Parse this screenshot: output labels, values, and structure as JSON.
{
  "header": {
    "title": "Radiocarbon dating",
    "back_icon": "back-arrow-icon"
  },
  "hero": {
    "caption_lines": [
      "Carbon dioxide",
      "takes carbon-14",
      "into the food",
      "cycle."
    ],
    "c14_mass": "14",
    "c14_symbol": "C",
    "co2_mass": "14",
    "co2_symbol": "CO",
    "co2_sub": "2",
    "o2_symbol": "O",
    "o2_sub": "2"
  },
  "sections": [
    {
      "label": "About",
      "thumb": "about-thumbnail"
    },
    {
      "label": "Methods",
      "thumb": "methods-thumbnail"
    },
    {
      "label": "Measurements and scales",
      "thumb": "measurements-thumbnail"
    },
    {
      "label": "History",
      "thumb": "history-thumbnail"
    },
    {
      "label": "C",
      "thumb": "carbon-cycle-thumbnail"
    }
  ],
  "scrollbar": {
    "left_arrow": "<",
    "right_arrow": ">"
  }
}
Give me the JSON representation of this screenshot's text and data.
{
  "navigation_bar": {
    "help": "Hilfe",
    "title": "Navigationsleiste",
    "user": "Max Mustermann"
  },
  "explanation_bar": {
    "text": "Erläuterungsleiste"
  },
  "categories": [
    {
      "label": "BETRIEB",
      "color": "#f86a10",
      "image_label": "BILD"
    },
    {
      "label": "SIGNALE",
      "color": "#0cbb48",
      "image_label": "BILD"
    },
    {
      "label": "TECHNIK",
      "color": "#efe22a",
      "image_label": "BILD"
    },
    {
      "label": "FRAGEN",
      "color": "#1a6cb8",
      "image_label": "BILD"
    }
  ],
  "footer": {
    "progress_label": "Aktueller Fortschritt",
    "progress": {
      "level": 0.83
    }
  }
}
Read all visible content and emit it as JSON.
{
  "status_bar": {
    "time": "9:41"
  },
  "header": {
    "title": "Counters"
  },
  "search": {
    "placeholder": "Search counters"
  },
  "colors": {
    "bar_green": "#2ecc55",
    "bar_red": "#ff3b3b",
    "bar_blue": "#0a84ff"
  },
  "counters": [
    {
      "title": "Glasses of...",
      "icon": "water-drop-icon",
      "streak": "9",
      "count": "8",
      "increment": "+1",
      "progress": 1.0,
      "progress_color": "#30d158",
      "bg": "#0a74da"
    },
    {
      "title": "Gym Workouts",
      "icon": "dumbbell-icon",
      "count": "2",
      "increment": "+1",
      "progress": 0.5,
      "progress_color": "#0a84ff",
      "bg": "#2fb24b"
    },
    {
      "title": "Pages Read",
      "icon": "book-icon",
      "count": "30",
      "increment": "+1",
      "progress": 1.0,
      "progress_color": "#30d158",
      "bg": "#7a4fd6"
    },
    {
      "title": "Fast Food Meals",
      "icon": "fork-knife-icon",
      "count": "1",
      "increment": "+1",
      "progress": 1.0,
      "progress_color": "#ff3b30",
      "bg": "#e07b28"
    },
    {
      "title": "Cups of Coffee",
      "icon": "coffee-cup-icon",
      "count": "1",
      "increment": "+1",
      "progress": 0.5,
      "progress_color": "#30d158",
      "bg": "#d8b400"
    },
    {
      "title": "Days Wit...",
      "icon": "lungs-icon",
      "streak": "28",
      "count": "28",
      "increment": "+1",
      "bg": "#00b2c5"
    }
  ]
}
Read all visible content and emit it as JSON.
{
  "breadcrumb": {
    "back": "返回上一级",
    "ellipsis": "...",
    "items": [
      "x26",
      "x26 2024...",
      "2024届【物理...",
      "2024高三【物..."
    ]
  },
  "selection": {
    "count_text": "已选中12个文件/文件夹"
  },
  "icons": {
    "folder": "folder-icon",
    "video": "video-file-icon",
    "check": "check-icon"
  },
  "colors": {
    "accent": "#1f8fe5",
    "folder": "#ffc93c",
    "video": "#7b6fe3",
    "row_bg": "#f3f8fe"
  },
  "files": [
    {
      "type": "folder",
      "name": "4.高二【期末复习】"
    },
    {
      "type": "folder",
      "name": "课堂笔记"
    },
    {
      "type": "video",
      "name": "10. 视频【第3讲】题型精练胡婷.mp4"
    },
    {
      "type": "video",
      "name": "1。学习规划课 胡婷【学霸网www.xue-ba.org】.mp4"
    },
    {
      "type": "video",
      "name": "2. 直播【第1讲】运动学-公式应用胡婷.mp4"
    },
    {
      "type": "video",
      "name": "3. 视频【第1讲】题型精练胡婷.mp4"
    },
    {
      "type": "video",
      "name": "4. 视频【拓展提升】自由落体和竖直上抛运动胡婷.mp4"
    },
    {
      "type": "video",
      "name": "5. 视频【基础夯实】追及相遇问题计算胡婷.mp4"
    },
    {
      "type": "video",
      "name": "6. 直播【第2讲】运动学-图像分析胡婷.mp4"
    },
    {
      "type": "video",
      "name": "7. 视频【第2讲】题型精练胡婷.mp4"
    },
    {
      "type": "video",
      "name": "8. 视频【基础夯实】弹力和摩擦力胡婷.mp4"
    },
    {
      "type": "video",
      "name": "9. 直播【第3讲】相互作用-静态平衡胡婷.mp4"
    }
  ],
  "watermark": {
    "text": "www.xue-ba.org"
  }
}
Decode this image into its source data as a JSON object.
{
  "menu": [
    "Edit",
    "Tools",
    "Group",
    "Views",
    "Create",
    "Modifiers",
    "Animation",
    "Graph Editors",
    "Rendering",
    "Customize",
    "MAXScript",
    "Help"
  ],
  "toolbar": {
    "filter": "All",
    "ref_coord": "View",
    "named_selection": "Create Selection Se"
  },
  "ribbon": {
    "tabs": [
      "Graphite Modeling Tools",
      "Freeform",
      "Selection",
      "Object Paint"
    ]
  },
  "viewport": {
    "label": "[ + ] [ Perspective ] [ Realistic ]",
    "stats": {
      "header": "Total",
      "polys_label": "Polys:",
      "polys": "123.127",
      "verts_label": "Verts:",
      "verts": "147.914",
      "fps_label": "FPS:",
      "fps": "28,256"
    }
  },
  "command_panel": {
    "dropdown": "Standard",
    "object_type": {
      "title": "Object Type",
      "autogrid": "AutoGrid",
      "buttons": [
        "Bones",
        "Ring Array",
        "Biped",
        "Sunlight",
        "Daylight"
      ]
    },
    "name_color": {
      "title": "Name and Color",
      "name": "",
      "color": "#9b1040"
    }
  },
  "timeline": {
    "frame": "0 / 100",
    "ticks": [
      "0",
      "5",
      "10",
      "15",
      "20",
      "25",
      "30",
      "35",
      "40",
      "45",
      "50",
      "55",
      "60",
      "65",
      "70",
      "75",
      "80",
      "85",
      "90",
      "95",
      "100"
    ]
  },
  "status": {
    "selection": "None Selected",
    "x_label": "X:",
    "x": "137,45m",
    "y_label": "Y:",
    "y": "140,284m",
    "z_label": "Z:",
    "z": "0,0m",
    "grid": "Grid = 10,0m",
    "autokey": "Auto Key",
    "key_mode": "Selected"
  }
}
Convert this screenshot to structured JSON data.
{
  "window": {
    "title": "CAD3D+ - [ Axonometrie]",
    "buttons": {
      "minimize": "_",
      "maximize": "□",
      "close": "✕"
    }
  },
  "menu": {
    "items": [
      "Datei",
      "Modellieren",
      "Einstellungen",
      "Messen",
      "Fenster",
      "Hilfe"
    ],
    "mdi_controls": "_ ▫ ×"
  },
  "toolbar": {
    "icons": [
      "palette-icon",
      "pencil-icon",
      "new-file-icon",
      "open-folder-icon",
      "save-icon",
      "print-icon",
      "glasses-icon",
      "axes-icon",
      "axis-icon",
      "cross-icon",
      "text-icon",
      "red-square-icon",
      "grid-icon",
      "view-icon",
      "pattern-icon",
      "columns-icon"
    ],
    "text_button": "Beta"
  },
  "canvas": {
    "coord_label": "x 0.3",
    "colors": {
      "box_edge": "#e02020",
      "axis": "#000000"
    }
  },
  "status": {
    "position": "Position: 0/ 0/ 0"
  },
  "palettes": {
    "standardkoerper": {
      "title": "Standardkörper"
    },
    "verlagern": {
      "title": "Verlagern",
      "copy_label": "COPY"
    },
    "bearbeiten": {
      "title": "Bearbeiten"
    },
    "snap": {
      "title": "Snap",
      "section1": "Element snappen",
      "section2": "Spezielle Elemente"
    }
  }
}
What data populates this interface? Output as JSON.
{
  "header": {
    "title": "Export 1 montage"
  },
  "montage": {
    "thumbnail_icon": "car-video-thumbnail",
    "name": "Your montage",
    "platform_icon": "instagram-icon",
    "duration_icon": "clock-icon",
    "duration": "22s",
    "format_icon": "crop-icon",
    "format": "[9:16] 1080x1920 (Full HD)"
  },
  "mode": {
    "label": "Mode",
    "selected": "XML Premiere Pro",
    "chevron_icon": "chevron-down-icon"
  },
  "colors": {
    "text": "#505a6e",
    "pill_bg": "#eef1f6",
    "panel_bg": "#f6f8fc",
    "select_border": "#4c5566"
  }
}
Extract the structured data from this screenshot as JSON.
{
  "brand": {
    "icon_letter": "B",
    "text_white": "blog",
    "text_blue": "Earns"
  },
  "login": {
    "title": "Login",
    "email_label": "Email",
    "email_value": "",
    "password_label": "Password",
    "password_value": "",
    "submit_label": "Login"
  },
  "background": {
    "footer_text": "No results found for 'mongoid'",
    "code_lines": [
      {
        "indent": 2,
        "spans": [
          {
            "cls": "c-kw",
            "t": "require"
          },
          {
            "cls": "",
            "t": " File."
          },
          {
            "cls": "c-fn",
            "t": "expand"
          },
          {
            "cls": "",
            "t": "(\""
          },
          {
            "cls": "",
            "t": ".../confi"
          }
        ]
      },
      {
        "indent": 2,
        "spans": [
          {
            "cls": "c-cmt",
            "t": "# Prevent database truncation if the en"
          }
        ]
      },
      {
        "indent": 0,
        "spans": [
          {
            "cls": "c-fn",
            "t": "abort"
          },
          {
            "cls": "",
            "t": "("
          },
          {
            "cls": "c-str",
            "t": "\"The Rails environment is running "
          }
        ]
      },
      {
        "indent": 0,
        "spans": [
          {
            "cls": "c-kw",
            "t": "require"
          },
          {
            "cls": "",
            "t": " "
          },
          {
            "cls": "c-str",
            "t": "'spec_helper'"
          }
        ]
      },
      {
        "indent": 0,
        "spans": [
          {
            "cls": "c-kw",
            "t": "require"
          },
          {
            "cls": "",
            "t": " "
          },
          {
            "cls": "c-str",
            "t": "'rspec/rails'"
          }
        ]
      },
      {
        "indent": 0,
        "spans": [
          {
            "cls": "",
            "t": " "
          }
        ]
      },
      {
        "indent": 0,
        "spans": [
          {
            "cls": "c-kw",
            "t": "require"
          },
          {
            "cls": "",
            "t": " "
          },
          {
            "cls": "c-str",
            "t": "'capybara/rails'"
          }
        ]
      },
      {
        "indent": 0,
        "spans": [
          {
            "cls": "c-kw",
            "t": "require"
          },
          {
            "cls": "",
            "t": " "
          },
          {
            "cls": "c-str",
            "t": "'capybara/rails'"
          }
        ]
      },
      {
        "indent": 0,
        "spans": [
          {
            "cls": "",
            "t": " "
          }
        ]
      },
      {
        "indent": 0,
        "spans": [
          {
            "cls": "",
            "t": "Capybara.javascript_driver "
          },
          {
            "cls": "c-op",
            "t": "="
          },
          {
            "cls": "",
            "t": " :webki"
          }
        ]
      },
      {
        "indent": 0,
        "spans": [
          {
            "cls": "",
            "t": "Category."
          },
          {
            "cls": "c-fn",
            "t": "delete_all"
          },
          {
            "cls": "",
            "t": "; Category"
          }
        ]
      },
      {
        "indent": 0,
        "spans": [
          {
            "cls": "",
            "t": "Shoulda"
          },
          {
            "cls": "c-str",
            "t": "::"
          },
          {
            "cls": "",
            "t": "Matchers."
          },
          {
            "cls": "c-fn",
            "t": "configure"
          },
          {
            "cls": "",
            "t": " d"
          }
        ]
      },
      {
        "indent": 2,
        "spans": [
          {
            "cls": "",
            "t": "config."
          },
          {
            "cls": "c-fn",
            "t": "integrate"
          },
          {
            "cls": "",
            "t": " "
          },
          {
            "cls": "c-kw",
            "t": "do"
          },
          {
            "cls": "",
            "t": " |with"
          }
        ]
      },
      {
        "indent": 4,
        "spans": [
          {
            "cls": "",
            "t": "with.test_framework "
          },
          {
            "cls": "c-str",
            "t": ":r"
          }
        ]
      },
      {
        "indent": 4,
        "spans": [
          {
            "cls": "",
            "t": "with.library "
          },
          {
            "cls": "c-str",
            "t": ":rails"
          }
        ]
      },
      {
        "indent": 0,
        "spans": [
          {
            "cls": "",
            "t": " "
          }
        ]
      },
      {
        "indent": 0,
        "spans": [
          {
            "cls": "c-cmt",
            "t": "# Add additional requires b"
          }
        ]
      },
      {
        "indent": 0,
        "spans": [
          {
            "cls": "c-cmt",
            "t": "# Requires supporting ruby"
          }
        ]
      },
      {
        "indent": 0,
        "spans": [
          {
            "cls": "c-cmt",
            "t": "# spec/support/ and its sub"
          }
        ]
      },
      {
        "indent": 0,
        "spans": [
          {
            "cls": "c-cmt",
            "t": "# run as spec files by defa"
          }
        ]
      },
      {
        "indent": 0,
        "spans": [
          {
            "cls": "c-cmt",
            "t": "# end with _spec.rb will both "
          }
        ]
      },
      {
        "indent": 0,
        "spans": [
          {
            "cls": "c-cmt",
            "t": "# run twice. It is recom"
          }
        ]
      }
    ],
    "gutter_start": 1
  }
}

REQUIRED TASK = Each line that holds the word "thumbnail" should be extracted from the records.

EXERCISE SOLUTION =
      "thumb": "about-thumbnail"
      "thumb": "methods-thumbnail"
      "thumb": "measurements-thumbnail"
      "thumb": "history-thumbnail"
      "thumb": "carbon-cycle-thumbnail"
    "thumbnail_icon": "car-video-thumbnail",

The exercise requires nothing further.